_WRITTEN EXERCISE_
The records that follow are to be repeated without alteration.

_TASK MATERIAL_

··········

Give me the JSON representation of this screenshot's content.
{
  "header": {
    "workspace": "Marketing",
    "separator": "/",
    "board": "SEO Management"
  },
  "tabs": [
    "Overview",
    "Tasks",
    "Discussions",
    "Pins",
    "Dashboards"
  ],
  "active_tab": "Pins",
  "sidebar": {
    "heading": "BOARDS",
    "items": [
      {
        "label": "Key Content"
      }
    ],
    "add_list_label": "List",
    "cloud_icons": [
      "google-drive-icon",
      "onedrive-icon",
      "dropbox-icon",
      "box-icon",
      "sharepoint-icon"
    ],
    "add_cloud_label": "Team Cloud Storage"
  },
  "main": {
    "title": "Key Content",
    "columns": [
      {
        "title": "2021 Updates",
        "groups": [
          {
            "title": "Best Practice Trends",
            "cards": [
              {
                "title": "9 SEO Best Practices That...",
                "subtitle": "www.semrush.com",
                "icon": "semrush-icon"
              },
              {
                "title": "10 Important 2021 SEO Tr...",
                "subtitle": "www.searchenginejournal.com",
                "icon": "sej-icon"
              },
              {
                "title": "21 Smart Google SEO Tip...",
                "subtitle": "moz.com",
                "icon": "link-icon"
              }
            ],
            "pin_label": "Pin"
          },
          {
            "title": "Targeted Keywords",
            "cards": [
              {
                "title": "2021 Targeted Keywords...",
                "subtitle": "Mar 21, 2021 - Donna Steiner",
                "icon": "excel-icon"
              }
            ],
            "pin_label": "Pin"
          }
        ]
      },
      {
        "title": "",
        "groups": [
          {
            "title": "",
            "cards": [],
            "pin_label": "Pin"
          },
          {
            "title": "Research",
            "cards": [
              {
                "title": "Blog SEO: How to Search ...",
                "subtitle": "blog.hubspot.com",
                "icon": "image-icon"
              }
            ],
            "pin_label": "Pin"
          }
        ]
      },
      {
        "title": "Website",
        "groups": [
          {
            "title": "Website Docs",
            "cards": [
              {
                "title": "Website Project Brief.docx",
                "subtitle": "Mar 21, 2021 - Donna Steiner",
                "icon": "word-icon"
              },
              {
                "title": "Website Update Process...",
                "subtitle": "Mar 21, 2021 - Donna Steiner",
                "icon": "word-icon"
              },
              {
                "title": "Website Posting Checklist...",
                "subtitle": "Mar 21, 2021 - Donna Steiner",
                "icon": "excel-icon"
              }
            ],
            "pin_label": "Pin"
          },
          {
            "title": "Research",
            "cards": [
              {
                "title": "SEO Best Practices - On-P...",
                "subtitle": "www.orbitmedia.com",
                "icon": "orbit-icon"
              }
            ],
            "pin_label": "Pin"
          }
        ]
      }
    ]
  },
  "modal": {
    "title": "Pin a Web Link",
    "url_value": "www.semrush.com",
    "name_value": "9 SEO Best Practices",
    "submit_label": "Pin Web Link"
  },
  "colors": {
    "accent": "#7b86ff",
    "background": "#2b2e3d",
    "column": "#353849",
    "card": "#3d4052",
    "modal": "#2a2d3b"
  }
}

··········

_SOLUTION TO THIS TASK_
Give me the JSON representation of this screenshot's content.
{
  "header": {
    "workspace": "Marketing",
    "separator": "/",
    "board": "SEO Management"
  },
  "tabs": [
    "Overview",
    "Tasks",
    "Discussions",
    "Pins",
    "Dashboards"
  ],
  "active_tab": "Pins",
  "sidebar": {
    "heading": "BOARDS",
    "items": [
      {
        "label": "Key Content"
      }
    ],
    "add_list_label": "List",
    "cloud_icons": [
      "google-drive-icon",
      "onedrive-icon",
      "dropbox-icon",
      "box-icon",
      "sharepoint-icon"
    ],
    "add_cloud_label": "Team Cloud Storage"
  },
  "main": {
    "title": "Key Content",
    "columns": [
      {
        "title": "2021 Updates",
        "groups": [
          {
            "title": "Best Practice Trends",
            "cards": [
              {
                "title": "9 SEO Best Practices That...",
                "subtitle": "www.semrush.com",
                "icon": "semrush-icon"
              },
              {
                "title": "10 Important 2021 SEO Tr...",
                "subtitle": "www.searchenginejournal.com",
                "icon": "sej-icon"
              },
              {
                "title": "21 Smart Google SEO Tip...",
                "subtitle": "moz.com",
                "icon": "link-icon"
              }
            ],
            "pin_label": "Pin"
          },
          {
            "title": "Targeted Keywords",
            "cards": [
              {
                "title": "2021 Targeted Keywords...",
                "subtitle": "Mar 21, 2021 - Donna Steiner",
                "icon": "excel-icon"
              }
            ],
            "pin_label": "Pin"
          }
        ]
      },
      {
        "title": "",
        "groups": [
          {
            "title": "",
            "cards": [],
            "pin_label": "Pin"
          },
          {
            "title": "Research",
            "cards": [
              {
                "title": "Blog SEO: How to Search ...",
                "subtitle": "blog.hubspot.com",
                "icon": "image-icon"
              }
            ],
            "pin_label": "Pin"
          }
        ]
      },
      {
        "title": "Website",
        "groups": [
          {
            "title": "Website Docs",
            "cards": [
              {
                "title": "Website Project Brief.docx",
                "subtitle": "Mar 21, 2021 - Donna Steiner",
                "icon": "word-icon"
              },
              {
                "title": "Website Update Process...",
                "subtitle": "Mar 21, 2021 - Donna Steiner",
                "icon": "word-icon"
              },
              {
                "title": "Website Posting Checklist...",
                "subtitle": "Mar 21, 2021 - Donna Steiner",
                "icon": "excel-icon"
              }
            ],
            "pin_label": "Pin"
          },
          {
            "title": "Research",
            "cards": [
              {
                "title": "SEO Best Practices - On-P...",
                "subtitle": "www.orbitmedia.com",
                "icon": "orbit-icon"
              }
            ],
            "pin_label": "Pin"
          }
        ]
      }
    ]
  },
  "modal": {
    "title": "Pin a Web Link",
    "url_value": "www.semrush.com",
    "name_value": "9 SEO Best Practices",
    "submit_label": "Pin Web Link"
  },
  "colors": {
    "accent": "#7b86ff",
    "background": "#2b2e3d",
    "column": "#353849",
    "card": "#3d4052",
    "modal": "#2a2d3b"
  }
}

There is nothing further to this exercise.